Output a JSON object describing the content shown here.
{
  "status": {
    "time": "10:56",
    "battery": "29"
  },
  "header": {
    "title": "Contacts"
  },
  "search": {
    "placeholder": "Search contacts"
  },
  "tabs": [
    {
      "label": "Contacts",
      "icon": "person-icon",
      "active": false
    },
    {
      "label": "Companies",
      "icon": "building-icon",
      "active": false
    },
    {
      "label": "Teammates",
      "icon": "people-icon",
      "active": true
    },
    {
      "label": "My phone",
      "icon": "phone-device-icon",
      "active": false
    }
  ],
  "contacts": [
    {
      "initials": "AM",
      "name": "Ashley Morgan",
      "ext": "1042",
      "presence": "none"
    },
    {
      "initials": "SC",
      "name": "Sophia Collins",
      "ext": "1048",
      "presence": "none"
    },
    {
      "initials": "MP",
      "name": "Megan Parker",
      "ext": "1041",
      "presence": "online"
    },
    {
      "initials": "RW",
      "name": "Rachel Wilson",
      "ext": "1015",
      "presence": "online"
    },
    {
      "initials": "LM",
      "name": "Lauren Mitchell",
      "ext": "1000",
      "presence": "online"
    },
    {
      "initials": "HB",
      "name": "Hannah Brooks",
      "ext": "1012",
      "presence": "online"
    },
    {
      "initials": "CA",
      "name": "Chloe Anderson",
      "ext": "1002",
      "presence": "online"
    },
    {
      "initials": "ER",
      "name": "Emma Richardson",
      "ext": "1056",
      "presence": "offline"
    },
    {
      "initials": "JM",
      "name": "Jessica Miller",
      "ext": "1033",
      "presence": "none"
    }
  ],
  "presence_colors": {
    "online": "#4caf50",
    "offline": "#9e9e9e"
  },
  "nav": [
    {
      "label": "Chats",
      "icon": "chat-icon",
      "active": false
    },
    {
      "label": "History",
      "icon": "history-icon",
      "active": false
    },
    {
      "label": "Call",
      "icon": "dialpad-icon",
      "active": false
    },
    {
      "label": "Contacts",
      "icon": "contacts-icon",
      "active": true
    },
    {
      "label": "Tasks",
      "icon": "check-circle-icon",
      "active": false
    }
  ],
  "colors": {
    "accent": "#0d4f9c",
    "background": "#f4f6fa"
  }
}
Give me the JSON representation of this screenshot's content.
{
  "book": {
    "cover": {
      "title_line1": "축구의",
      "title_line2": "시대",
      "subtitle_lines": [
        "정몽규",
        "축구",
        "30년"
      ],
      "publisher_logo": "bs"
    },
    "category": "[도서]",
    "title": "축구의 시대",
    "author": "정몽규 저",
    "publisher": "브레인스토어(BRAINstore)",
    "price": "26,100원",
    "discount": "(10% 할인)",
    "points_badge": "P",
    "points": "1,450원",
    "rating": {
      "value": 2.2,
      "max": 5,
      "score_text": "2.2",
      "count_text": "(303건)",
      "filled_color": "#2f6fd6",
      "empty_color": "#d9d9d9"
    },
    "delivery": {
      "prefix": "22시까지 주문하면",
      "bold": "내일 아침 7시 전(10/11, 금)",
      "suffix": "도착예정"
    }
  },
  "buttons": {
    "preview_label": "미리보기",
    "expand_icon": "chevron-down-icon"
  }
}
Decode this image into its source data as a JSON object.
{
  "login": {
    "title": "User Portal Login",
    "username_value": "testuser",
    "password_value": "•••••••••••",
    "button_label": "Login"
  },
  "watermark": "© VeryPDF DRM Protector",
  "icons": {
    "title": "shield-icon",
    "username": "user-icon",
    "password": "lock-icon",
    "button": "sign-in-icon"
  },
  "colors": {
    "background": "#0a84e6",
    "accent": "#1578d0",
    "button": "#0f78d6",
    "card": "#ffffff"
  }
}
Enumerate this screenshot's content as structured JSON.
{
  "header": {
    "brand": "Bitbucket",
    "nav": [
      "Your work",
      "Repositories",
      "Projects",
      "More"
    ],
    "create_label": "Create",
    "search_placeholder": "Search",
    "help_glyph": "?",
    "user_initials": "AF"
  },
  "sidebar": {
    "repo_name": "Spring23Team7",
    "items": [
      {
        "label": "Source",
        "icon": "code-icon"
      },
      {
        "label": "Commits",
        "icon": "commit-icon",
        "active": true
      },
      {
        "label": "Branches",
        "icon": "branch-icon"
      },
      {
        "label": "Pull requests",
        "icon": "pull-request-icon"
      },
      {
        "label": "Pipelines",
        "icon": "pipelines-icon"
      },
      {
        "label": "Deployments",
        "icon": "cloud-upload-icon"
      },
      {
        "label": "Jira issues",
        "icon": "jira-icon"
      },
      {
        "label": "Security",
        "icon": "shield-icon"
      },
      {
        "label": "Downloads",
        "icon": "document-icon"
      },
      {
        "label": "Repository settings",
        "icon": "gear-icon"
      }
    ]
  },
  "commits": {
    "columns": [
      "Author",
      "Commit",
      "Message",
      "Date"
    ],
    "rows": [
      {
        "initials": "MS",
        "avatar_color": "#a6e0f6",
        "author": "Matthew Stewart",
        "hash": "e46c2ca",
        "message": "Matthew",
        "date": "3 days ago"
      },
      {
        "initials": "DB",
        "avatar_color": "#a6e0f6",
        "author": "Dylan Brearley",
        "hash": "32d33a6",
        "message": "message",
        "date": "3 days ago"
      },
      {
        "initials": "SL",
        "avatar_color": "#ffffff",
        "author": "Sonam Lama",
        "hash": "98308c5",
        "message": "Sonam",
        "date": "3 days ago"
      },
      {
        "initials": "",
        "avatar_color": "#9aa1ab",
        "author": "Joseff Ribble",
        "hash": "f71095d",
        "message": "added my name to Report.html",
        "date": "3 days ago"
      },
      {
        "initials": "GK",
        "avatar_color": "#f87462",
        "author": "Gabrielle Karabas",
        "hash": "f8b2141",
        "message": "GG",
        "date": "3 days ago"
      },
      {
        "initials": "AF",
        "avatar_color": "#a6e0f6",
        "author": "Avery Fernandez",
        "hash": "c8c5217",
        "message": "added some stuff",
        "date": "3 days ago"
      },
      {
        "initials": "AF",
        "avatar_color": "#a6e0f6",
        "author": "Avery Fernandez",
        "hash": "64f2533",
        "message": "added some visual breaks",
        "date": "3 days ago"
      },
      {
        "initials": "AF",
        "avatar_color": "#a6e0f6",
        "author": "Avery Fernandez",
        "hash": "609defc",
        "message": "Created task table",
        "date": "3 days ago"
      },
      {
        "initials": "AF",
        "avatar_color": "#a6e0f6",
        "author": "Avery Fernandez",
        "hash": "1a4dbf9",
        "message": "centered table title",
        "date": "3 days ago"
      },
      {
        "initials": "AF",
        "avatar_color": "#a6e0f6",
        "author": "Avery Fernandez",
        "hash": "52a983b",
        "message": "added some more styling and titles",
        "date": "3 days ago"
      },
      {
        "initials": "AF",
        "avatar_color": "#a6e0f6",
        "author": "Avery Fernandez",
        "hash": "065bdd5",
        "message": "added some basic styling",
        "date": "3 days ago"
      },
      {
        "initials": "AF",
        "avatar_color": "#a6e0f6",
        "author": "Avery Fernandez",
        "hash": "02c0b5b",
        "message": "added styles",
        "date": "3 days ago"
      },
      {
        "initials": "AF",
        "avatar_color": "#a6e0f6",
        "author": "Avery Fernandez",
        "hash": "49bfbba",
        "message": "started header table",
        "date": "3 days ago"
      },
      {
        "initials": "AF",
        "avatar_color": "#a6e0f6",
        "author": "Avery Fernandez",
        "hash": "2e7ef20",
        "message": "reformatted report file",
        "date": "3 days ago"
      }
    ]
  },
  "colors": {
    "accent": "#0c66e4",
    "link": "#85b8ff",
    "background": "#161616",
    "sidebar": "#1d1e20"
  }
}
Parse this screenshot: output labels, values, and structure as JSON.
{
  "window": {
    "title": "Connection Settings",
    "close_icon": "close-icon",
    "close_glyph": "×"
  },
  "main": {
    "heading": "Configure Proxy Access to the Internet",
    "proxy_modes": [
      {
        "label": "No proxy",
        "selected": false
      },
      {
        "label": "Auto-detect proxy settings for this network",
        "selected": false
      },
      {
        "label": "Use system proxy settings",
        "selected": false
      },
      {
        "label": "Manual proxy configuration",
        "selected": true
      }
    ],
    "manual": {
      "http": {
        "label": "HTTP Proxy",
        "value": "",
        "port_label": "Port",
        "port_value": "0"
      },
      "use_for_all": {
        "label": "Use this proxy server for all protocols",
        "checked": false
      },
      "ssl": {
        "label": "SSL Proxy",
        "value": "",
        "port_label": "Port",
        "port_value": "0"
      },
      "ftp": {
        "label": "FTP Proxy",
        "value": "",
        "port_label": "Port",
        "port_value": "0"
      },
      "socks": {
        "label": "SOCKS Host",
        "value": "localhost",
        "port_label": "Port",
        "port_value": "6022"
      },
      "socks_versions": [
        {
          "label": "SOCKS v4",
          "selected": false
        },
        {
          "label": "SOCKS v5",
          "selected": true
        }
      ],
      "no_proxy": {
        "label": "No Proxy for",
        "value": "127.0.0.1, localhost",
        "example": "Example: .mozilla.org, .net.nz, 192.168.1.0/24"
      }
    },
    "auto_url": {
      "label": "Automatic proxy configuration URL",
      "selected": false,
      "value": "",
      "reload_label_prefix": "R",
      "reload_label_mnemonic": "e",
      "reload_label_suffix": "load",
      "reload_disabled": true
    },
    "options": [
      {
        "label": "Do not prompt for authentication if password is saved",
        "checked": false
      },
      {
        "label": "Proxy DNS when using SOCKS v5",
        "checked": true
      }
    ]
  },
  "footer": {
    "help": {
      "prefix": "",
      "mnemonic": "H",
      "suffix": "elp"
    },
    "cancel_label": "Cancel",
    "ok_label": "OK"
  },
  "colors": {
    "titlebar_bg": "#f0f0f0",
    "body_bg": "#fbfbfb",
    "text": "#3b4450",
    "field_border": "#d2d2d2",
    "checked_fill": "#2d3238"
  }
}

• • •

* _Set exercise_:
From the data above, copy each line that has the string "added".

* _Exercise result_:
        "message": "added my name to Report.html",
        "message": "added some stuff",
        "message": "added some visual breaks",
        "message": "added some more styling and titles",
        "message": "added some basic styling",
        "message": "added styles",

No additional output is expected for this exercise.